> **Exercise details**
Find every line in the records that holds the string "spécialement". Copy each one.

▬▬▬

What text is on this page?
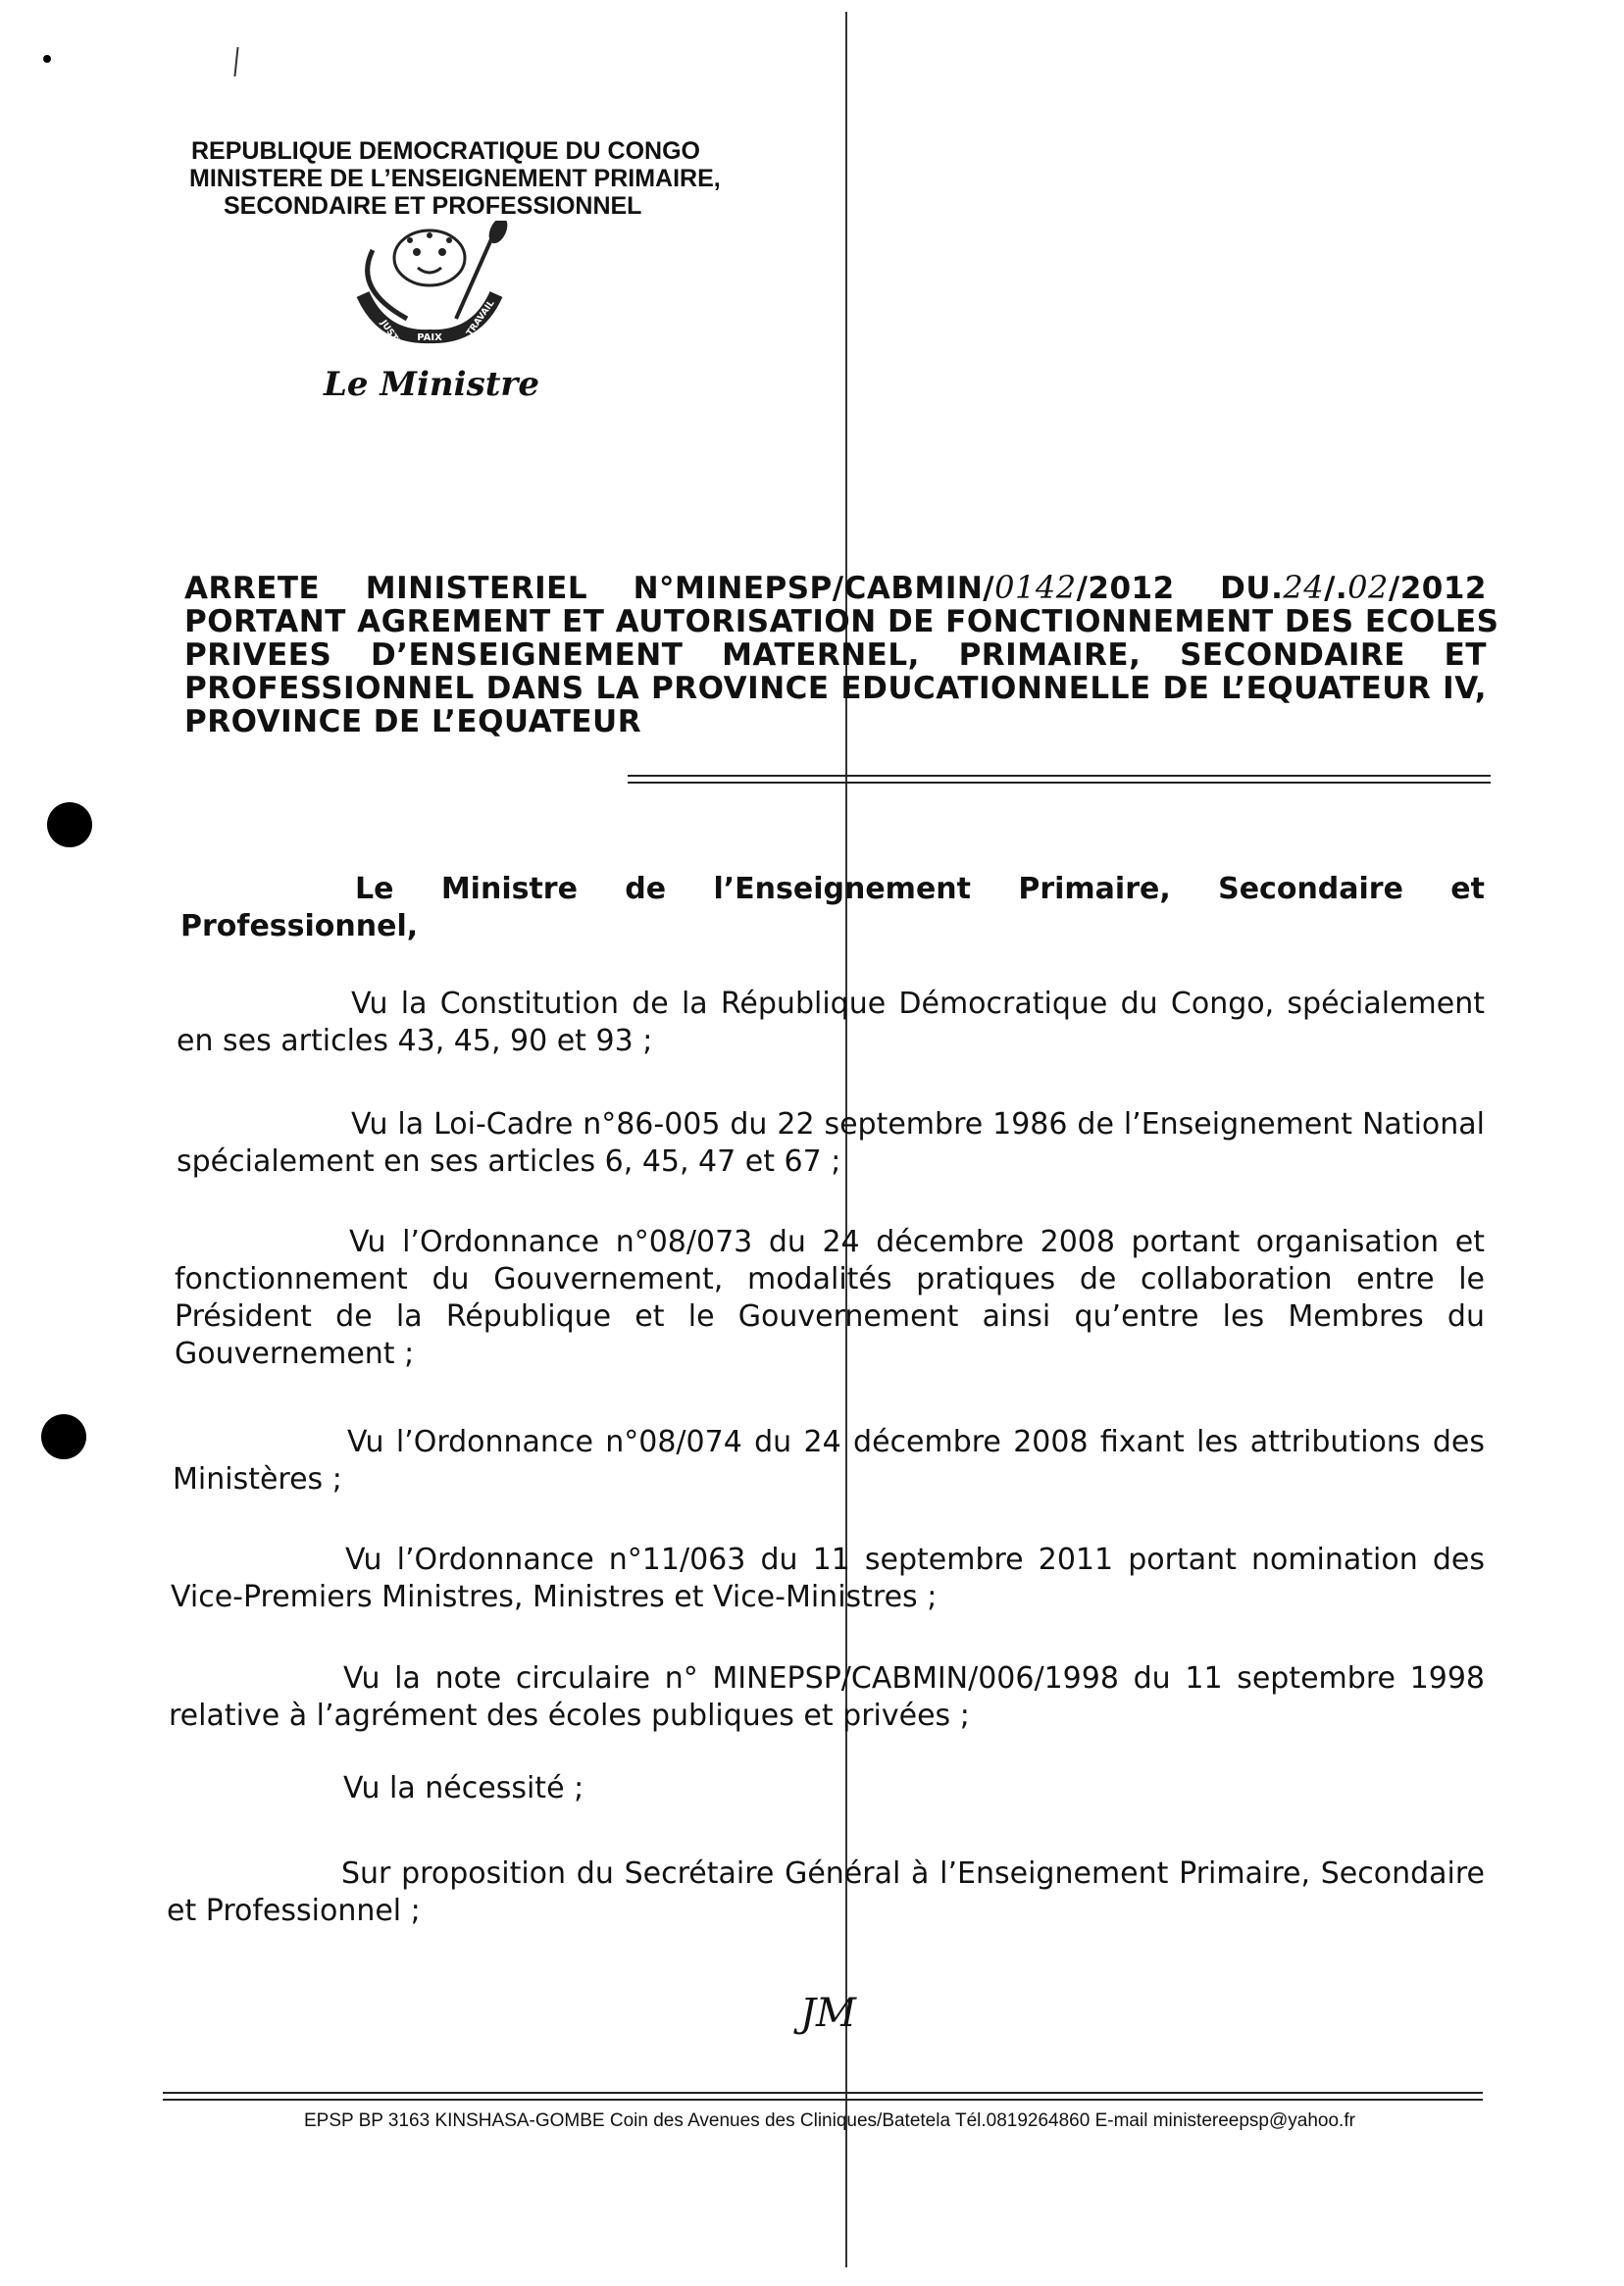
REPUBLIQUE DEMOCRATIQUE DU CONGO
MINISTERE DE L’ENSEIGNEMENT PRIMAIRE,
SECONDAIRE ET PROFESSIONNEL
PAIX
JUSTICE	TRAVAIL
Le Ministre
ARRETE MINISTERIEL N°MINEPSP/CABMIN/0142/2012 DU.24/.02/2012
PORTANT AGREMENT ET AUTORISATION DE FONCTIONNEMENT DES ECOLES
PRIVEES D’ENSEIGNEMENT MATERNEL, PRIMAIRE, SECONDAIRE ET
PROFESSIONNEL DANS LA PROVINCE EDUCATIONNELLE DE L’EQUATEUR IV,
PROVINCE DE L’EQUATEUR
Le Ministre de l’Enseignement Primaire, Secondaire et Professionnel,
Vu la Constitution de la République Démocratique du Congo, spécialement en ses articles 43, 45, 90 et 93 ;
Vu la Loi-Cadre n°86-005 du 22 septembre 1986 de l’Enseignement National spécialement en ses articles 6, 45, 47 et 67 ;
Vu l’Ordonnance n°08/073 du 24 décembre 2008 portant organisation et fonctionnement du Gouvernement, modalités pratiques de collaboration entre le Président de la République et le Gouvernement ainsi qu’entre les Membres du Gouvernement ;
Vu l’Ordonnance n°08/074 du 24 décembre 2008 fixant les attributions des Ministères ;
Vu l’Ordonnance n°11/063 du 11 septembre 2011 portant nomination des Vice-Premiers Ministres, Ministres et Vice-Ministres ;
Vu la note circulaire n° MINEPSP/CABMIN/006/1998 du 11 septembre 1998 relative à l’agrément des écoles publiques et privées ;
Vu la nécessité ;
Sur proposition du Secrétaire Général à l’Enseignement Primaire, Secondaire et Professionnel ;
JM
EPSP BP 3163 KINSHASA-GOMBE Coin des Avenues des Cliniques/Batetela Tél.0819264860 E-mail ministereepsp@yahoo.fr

▬▬▬

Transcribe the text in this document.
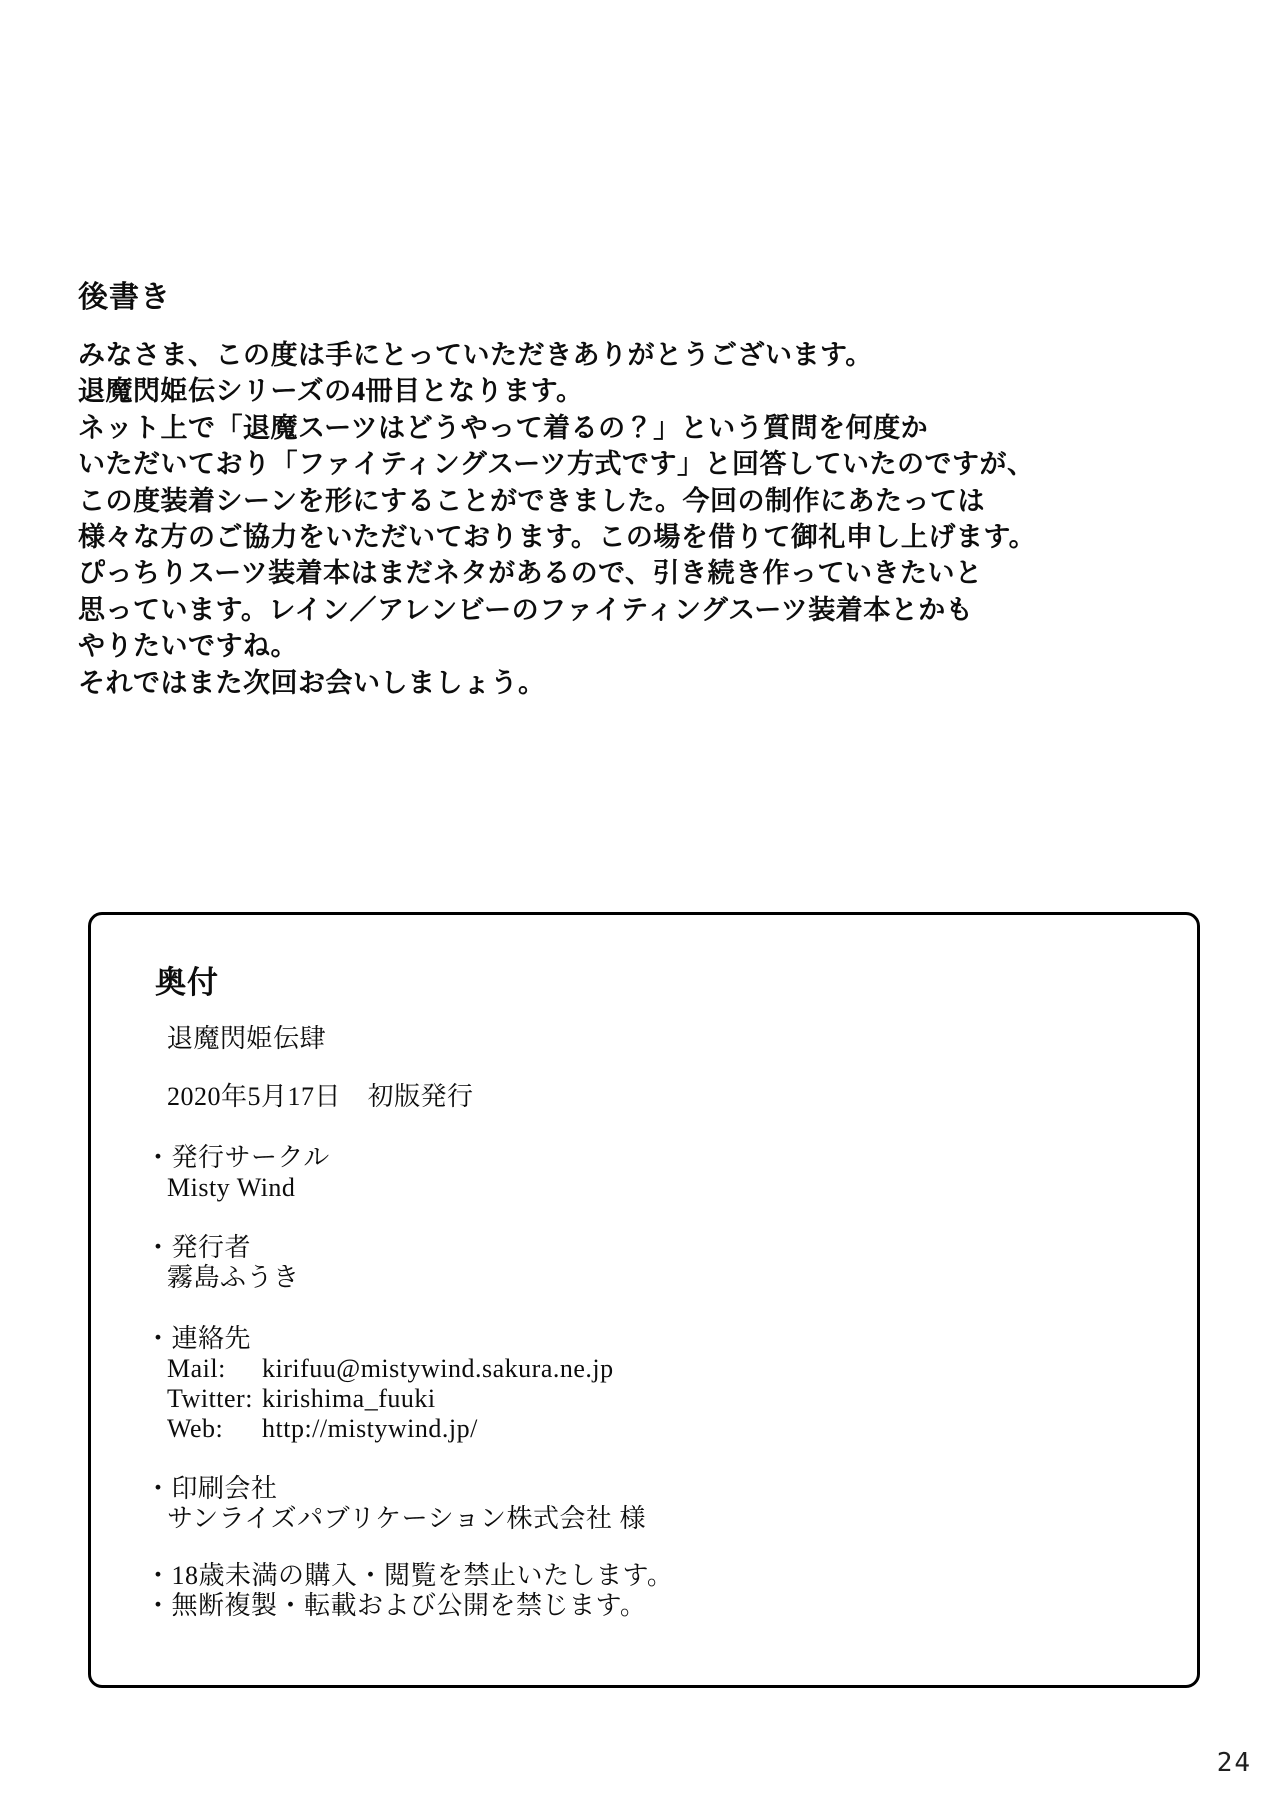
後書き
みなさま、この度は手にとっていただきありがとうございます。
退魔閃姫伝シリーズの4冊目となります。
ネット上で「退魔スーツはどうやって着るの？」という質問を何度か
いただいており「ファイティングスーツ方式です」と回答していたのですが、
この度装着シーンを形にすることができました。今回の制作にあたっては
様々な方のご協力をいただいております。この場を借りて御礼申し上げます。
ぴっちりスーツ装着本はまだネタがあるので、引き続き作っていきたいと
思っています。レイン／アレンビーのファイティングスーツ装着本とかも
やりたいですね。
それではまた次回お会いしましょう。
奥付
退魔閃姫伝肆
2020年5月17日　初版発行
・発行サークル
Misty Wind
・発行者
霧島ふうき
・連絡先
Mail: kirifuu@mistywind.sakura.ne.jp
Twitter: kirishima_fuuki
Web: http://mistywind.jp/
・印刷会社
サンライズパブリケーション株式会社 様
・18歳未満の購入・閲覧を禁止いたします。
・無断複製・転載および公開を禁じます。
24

▬▬▬

> **Result of the task**
Vu la Constitution de la République Démocratique du Congo, spécialement en ses articles 43, 45, 90 et 93 ;
Vu la Loi-Cadre n°86-005 du 22 septembre 1986 de l’Enseignement National spécialement en ses articles 6, 45, 47 et 67 ;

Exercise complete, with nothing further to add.